:: Objective ::
Look through the data below and return each line where "text" appears.

:: Records provided ::

%%

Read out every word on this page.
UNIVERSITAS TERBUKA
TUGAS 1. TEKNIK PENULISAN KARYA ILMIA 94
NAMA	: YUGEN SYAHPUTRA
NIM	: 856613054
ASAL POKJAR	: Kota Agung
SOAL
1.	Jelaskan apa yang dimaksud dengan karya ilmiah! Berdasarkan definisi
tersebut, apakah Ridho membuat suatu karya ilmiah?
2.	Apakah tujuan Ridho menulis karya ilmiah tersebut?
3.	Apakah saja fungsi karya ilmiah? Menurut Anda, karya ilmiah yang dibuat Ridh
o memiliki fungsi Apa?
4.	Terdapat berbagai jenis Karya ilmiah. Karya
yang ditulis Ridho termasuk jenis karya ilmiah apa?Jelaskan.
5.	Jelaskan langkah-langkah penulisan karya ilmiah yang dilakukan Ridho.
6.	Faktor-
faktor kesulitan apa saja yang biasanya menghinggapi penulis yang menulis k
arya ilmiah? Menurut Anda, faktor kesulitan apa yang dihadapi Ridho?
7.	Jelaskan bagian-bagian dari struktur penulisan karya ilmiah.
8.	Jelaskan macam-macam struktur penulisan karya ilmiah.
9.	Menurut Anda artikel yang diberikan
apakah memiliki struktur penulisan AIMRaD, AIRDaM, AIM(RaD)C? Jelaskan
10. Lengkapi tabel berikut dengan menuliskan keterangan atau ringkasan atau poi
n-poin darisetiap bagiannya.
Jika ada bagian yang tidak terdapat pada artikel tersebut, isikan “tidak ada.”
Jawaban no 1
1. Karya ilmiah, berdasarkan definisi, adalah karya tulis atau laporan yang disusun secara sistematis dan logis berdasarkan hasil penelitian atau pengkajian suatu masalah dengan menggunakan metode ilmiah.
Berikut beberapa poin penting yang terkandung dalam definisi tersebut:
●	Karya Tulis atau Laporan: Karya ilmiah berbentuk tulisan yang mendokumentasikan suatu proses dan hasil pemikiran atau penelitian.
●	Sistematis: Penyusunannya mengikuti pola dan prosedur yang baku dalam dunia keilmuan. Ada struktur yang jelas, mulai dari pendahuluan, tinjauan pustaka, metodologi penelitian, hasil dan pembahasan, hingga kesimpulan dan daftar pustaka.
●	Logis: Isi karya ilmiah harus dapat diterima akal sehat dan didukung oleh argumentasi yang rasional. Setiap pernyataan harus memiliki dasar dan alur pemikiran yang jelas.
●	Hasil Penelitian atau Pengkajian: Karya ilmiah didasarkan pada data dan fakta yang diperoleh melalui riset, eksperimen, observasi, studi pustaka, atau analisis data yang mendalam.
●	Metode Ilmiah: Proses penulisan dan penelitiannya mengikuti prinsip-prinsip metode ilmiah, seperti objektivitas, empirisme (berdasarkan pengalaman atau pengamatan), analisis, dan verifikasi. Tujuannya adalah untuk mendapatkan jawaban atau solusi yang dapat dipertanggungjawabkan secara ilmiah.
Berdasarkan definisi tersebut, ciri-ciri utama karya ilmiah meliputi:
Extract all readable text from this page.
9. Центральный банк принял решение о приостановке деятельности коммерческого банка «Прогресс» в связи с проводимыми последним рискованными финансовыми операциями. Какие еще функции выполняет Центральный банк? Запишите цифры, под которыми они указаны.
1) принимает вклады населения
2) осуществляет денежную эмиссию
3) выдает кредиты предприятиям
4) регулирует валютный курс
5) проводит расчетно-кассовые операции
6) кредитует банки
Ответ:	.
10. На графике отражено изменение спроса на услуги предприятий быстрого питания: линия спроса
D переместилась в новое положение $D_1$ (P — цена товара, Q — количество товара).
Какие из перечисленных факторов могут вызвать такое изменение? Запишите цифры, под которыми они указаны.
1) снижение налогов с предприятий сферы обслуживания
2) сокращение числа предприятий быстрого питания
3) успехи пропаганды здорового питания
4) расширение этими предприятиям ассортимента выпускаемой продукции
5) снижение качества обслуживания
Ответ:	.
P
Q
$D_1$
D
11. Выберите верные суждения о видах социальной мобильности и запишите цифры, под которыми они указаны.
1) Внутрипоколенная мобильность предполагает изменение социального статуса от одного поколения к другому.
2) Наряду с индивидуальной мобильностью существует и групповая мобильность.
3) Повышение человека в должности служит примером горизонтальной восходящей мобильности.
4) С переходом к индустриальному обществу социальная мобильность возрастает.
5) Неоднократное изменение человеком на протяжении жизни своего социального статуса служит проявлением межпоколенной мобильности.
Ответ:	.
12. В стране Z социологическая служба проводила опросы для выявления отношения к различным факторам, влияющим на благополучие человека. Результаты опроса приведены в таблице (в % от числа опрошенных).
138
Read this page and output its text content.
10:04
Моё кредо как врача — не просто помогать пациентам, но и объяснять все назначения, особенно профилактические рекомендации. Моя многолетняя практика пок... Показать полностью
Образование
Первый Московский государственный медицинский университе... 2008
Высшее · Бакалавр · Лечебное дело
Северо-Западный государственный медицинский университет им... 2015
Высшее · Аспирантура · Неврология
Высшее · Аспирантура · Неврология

%%

:: Response to the exercise ::
Extract all readable text from this page.
Read this page and output its text content.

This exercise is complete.